(Beginning of Reading text)
Question

In: Finance

An ordinary annuity that pays $300 per year has a present value of $21,000. Assuming a...

An ordinary annuity that pays $300 per year has a present value of $21,000. Assuming a cost of capital of 6%, how much would this value change if it were an annuity due?

Round your answer to 2 decimal places.

You need a new car and are considering leasing versus buying.

Lease Option: You could lease the car for 6 years starting today for $6,000 per year with the first payment being due at the end of year 1.

Purchase Option: You could purchase the vehicle today for $36,000 and resell it at the end of 6 years for $5,000.

If the cost of capital is 4%, what option would you select and why?

Solutions

Expert Solution

To convert annuity ordinary to annuity due, we need to multiply the PV of ordinary annuity with (1+i)
(End of Reading text)
(Beginning of Data for analysis)
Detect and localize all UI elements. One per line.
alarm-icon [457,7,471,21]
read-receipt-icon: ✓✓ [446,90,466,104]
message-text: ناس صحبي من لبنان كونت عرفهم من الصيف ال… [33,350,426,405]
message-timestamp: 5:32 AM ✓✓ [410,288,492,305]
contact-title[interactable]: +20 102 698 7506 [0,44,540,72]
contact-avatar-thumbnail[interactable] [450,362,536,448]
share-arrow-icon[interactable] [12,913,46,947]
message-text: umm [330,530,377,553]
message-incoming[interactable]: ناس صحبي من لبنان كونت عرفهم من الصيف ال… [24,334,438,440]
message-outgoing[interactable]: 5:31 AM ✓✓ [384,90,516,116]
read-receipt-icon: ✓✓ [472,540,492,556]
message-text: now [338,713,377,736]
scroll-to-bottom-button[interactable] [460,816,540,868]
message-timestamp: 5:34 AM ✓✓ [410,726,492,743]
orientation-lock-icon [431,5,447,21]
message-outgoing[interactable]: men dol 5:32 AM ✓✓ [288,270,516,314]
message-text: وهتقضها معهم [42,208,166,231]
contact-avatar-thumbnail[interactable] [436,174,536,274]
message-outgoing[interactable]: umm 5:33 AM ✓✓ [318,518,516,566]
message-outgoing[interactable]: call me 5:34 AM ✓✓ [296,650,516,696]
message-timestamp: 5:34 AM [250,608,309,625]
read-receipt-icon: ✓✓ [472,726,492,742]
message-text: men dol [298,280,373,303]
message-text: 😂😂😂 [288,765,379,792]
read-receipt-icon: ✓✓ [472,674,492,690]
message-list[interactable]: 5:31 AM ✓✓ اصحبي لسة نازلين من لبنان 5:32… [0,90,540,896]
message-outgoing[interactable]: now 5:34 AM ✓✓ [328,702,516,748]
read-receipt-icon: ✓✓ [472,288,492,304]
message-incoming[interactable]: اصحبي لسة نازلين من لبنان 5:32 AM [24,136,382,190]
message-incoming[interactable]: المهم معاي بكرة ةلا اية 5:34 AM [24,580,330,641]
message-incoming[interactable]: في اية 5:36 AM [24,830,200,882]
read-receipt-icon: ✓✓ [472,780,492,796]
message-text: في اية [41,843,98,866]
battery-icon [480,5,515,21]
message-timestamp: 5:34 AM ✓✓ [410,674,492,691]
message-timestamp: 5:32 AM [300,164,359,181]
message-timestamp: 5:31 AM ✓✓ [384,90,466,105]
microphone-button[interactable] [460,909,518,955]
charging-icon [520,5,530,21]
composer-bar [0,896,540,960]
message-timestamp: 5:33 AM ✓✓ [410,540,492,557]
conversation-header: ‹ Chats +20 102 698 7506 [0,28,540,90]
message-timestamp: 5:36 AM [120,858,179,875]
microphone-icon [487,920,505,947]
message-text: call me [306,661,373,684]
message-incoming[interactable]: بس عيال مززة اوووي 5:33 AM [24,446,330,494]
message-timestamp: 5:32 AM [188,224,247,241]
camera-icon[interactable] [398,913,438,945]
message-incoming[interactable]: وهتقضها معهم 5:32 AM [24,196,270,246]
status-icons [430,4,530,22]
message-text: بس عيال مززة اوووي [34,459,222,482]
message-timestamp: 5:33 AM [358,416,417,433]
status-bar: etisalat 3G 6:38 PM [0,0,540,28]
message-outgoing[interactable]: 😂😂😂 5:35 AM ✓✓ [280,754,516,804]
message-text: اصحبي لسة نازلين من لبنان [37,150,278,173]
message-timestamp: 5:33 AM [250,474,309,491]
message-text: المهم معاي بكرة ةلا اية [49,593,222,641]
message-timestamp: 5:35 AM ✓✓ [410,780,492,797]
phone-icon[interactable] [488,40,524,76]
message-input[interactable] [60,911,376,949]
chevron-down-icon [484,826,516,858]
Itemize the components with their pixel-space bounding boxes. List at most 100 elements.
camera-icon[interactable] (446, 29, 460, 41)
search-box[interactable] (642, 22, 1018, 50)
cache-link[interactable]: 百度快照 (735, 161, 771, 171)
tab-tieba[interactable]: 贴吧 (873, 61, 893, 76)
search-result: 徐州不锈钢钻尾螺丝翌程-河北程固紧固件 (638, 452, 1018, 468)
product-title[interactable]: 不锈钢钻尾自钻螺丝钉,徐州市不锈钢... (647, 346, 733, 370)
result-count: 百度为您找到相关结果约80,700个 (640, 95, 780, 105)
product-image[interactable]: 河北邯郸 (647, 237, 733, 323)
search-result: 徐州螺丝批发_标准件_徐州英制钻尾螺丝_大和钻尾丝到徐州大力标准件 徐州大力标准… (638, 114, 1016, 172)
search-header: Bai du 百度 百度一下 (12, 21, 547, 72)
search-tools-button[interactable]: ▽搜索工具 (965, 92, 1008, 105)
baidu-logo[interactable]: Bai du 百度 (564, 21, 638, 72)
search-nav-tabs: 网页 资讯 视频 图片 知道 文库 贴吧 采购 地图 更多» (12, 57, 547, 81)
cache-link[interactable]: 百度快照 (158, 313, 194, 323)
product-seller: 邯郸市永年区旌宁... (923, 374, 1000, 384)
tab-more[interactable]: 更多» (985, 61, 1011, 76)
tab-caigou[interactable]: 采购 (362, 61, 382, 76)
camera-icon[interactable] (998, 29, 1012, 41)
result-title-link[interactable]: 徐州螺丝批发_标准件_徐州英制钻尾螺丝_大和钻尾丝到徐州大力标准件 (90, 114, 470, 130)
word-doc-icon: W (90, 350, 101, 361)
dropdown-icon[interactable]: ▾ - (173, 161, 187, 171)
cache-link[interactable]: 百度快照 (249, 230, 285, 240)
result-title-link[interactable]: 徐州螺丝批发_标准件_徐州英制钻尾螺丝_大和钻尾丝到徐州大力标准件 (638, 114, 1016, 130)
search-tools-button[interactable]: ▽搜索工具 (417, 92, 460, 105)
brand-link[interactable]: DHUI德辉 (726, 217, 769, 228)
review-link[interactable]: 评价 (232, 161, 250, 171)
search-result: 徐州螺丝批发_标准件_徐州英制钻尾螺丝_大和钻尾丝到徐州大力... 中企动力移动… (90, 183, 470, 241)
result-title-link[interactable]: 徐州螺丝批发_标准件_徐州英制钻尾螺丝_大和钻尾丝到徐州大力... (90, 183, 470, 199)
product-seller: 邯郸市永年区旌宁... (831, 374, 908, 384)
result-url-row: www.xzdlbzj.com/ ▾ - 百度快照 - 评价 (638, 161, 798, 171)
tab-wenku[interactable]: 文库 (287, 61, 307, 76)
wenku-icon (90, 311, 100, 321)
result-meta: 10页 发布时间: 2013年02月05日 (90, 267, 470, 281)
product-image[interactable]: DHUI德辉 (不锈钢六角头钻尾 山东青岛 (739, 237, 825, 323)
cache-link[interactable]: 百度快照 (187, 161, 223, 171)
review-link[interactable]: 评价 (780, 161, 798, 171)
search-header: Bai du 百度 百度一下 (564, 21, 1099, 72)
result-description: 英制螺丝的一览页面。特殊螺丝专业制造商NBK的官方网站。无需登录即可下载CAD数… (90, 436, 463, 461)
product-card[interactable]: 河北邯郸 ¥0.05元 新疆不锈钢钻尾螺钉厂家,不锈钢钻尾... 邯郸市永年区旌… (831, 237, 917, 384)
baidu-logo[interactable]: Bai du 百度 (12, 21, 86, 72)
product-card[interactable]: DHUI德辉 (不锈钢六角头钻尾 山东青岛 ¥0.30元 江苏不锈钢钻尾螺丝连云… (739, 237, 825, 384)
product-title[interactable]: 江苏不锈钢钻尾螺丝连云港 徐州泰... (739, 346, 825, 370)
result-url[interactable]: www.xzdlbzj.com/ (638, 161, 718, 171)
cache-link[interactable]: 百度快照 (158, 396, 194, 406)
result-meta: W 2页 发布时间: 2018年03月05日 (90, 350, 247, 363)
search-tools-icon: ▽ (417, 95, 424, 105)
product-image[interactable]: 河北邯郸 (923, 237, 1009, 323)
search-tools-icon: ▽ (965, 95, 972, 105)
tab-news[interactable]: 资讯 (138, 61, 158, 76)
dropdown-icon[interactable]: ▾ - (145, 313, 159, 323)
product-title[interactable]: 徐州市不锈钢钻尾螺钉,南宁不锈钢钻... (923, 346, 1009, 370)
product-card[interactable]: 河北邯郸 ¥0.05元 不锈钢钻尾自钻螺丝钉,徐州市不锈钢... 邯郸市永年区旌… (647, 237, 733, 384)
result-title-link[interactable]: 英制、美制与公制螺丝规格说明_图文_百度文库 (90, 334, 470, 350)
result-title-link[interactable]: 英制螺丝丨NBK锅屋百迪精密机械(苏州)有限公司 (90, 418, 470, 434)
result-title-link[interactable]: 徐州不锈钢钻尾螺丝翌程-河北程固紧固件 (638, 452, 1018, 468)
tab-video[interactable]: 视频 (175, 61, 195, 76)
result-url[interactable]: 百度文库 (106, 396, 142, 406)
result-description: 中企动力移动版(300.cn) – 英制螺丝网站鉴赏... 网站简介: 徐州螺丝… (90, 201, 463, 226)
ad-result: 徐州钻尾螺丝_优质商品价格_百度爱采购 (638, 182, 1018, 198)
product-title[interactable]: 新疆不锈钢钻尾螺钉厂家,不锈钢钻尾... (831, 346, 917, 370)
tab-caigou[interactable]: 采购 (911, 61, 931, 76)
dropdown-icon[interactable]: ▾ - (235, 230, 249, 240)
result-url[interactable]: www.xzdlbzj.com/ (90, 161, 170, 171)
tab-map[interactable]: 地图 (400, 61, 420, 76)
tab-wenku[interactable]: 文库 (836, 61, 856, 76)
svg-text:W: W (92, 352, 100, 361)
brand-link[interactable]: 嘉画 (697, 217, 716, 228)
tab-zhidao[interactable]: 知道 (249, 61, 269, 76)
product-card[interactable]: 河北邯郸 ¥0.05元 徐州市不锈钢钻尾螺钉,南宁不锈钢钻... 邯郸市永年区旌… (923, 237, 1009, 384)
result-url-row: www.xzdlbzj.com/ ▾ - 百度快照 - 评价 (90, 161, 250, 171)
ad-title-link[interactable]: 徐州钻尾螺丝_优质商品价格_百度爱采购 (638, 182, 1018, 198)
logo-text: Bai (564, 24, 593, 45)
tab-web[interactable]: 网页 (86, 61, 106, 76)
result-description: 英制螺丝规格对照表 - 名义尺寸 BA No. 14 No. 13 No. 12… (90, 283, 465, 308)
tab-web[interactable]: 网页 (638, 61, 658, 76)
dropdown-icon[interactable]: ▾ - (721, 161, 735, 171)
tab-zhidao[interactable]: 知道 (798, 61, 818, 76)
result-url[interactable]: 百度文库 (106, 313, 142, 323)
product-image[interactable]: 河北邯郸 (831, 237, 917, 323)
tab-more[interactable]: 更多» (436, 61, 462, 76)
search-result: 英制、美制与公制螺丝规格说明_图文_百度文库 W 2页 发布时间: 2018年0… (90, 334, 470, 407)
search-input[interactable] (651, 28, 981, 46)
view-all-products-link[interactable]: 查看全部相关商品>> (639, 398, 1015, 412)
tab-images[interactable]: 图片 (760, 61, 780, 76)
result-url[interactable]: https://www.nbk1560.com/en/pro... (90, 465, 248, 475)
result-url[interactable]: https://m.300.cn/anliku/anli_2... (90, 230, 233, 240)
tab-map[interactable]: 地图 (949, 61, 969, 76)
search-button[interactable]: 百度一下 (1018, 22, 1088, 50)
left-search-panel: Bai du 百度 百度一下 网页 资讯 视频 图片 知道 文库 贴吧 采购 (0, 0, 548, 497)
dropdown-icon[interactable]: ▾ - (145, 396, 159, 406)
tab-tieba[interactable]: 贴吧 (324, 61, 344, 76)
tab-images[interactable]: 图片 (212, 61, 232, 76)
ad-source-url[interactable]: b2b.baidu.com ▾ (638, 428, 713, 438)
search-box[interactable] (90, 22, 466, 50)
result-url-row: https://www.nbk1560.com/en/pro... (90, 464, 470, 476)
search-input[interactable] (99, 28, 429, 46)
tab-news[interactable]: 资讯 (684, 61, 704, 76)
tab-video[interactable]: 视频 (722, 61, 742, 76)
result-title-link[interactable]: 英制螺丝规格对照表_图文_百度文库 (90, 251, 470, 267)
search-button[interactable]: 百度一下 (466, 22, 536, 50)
(End of Data for analysis)
▶ Required actions
[1] Reproduce the stretch of the annuity text from "Purchase Option: You" through "annuity with (1+i)".
[2] Continue the annuity and car-lease text from where it stops.

▶ Task responses
[1]
Purchase Option: You could purchase the vehicle today for $36,000 and resell it at the end of 6 years for $5,000.

If the cost of capital is 4%, what option would you select and why?

Solutions

Expert Solution

To convert annuity ordinary to annuity due, we need to multiply the PV of ordinary annuity with (1+i)

[2]
So, PV of annuity due = 21000* 1.06 = $22260

Lease Option:

Year Cash outflow Present value @ 4%
1 6000               5,769
2 6000               5,547
3 6000               5,334
4 6000               5,129
5 6000               4,932
6 6000               4,742

Total PV of cash outflow under this option would be $31453

However if it is purchased, the initial outlfow = $36000

Salvage value at the end of 6 years = $5000

PV of the salvage value = 5000 * 0.790315= $3952

Therefore, the net outlfow= $36000- $3952 = $32048

Comparing the 2 options, we see that the total outflow is lower in Lease option. hence, we chose to lease.